:: Metin Bloğu ::
####################

Malatyalı Deliler - Deli Faro
MALATYALI ''DELİ FARO''
Asıl adı nedir, bilmiyorum. Namı değer FARO çocukluk yıllarımızın ''AKILLI DELİLERİNDENDİ''. (Gördüğüm yıllarda, tahmini 30 - 35
yaşlardaydı.).
Ben Faro'yu ilk defa bir okul çıkışında gördüm ve uzaktan da olsa onu tanımış oldum.
Orta bire yazıldığımda sınıfımız, o yıllarda adı ''EK BİNA'' olan, Bu günkü ATATÜRK EVİ'ydi. Aslında o bina, Atatürk Döneminde Halk Evi olarak yapılmış. Hatta Atatürk Malatya'ya İlk gelişinde bu binada misafir edilmiş. Demokrat Parti döneminde Halk Evleri kapatılınca, Malatya Lisesi ve Orta Okuluna ilave derslik olarak değerlendirilmiş. O yüzden bu taş yapıya, ''Ek Bina'' denirdi. Bu bina şimdilerde Atatürk Evi olarak biliniyor. Atatürk'ün Malatya'ya gelişinde, kullandığı eşyalar ve yatak odası sergilenmiş ve halka açık müze olmuştur.
Ek Binaya, bahçesi ile komşu olan, Ticaret Lisesi, Ticaret Lisesinin Karşısı da Tarihi Gazi İlkokulu vardır. O yıllarda, 23 Nisan Çocuk Bayramı Gazi İlkokulunun Önünde yapılırdı. Bayrama Malatya'daki Bütün okullar katılırdı. Bütün okullar dediğimiz, sayıları 10'u geçmiyordu. Hiç Unutmam, ilkokuldayken, bayramda Vali Bey, tüm öğrencilere şeker dağıtırdı.
Bir paydos saatinde, Şehir Sinemasının tam önünde geçerken, ( Sivas Caddesinin köşesinde Şehir Sineması, çapraz karşısında ise İstanbul Sineması vardı.) bir patırtıdır koptu. ''Vur ha, kaç ha'' derken, eli baltalı biri, kendisine sataşan öğrencileri önüne kattı. Şimdiki Atatürk Caddesi'ne (O zamanki adı Kışla Caddesi ) aşağı bir kovalamaca başladı. Önde kaçan öğrenci çocuklar, arkada elinde baltası ile kovalayan ise Meşhur ''FARO'ymuş.

####################

(Açıklamalı öğe listeleri)
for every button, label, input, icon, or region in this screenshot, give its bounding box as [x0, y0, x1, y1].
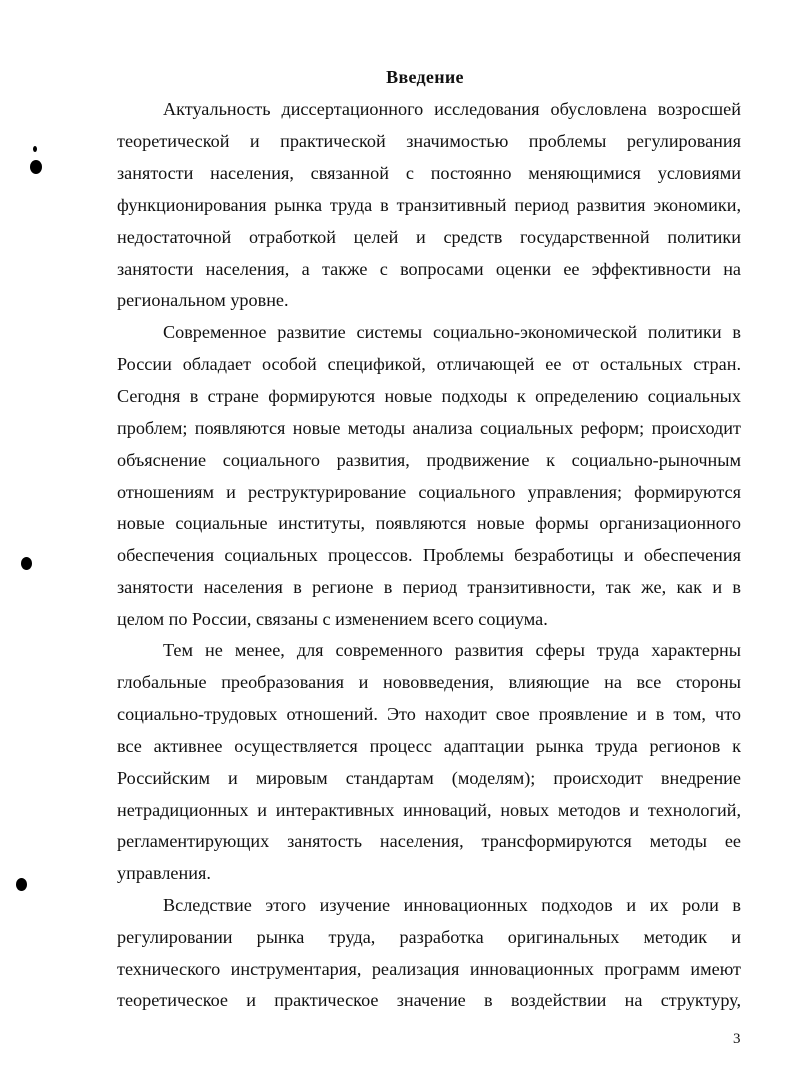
page-number: 3: [733, 1031, 741, 1047]
text-line: России обладает особой спецификой, отличающей ее от остальных стран.: [117, 354, 741, 374]
page-title: Введение: [386, 67, 464, 87]
text-line: Вследствие этого изучение инновационных подходов и их роли в: [163, 895, 741, 915]
text-line: новые социальные институты, появляются новые формы организационного: [117, 513, 741, 533]
text-line: технического инструментария, реализация инновационных программ имеют: [117, 959, 741, 979]
text-line: теоретической и практической значимостью проблемы регулирования: [117, 131, 741, 151]
text-line: региональном уровне.: [117, 290, 289, 310]
text-line: Сегодня в стране формируются новые подходы к определению социальных: [117, 386, 741, 406]
text-line: проблем; появляются новые методы анализа социальных реформ; происходит: [117, 418, 741, 438]
text-line: отношениям и реструктурирование социального управления; формируются: [117, 482, 741, 502]
text-line: Российским и мировым стандартам (моделям); происходит внедрение: [117, 768, 741, 788]
text-line: функционирования рынка труда в транзитивный период развития экономики,: [117, 195, 741, 215]
text-line: Актуальность диссертационного исследования обусловлена возросшей: [163, 99, 741, 119]
punch-mark-icon: [21, 557, 32, 570]
text-line: глобальные преобразования и нововведения, влияющие на все стороны: [117, 672, 741, 692]
text-line: недостаточной отработкой целей и средств государственной политики: [117, 227, 741, 247]
punch-mark-icon: [16, 878, 27, 891]
text-line: целом по России, связаны с изменением всего социума.: [117, 609, 548, 629]
text-line: занятости населения, связанной с постоянно меняющимися условиями: [117, 163, 741, 183]
text-line: обеспечения социальных процессов. Проблемы безработицы и обеспечения: [117, 545, 741, 565]
text-line: нетрадиционных и интерактивных инноваций, новых методов и технологий,: [117, 800, 741, 820]
text-line: Тем не менее, для современного развития сферы труда характерны: [163, 640, 741, 660]
text-line: занятости населения, а также с вопросами оценки ее эффективности на: [117, 259, 741, 279]
text-line: объяснение социального развития, продвижение к социально-рыночным: [117, 450, 741, 470]
punch-mark-icon: [30, 160, 42, 174]
text-line: социально-трудовых отношений. Это находит свое проявление и в том, что: [117, 704, 741, 724]
text-line: Современное развитие системы социально-экономической политики в: [163, 322, 741, 342]
text-line: все активнее осуществляется процесс адаптации рынка труда регионов к: [117, 736, 741, 756]
text-line: регламентирующих занятость населения, трансформируются методы ее: [117, 831, 741, 851]
text-line: занятости населения в регионе в период транзитивности, так же, как и в: [117, 577, 741, 597]
text-line: управления.: [117, 863, 211, 883]
text-line: теоретическое и практическое значение в воздействии на структуру,: [117, 990, 741, 1010]
punch-mark-icon: [33, 146, 37, 152]
text-line: регулировании рынка труда, разработка оригинальных методик и: [117, 927, 741, 947]
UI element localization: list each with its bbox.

####################

:: Yapılacaklar ::
**a)** Deli Faro metnine göre taş yapıya neden ''Ek Bina'' dendiğini bir ila üç cümleyle açıklayın.
**b)** Kayıtlarda "page-number: 3: [733, 1031, 741, 1047]" içeren satırdan "text-line: Вследствие этого" içeren satıra kadar uzanan satırları, her satır bir dizgi olacak şekilde bir JSON listesine aktarın.
Metin ile kayıtlar birbirinden bağımsız kaynaklardan alınmıştır.

:: Görev Çözümleri ::
**a)** Demokrat Parti döneminde Halk Evleri kapatılınca bina, Malatya Lisesi ve Orta Okuluna ilave derslik olarak kullanılmaya başlanmış. Bu yüzden taş yapıya ''Ek Bina'' denirdi.

**b)**
[
  "page-number: 3: [733, 1031, 741, 1047]",
  "text-line: России обладает особой спецификой, отличающей ее от остальных стран.: [117, 354, 741, 374]",
  "page-title: Введение: [386, 67, 464, 87]",
  "text-line: Вследствие этого изучение инновационных подходов и их роли в: [163, 895, 741, 915]"
]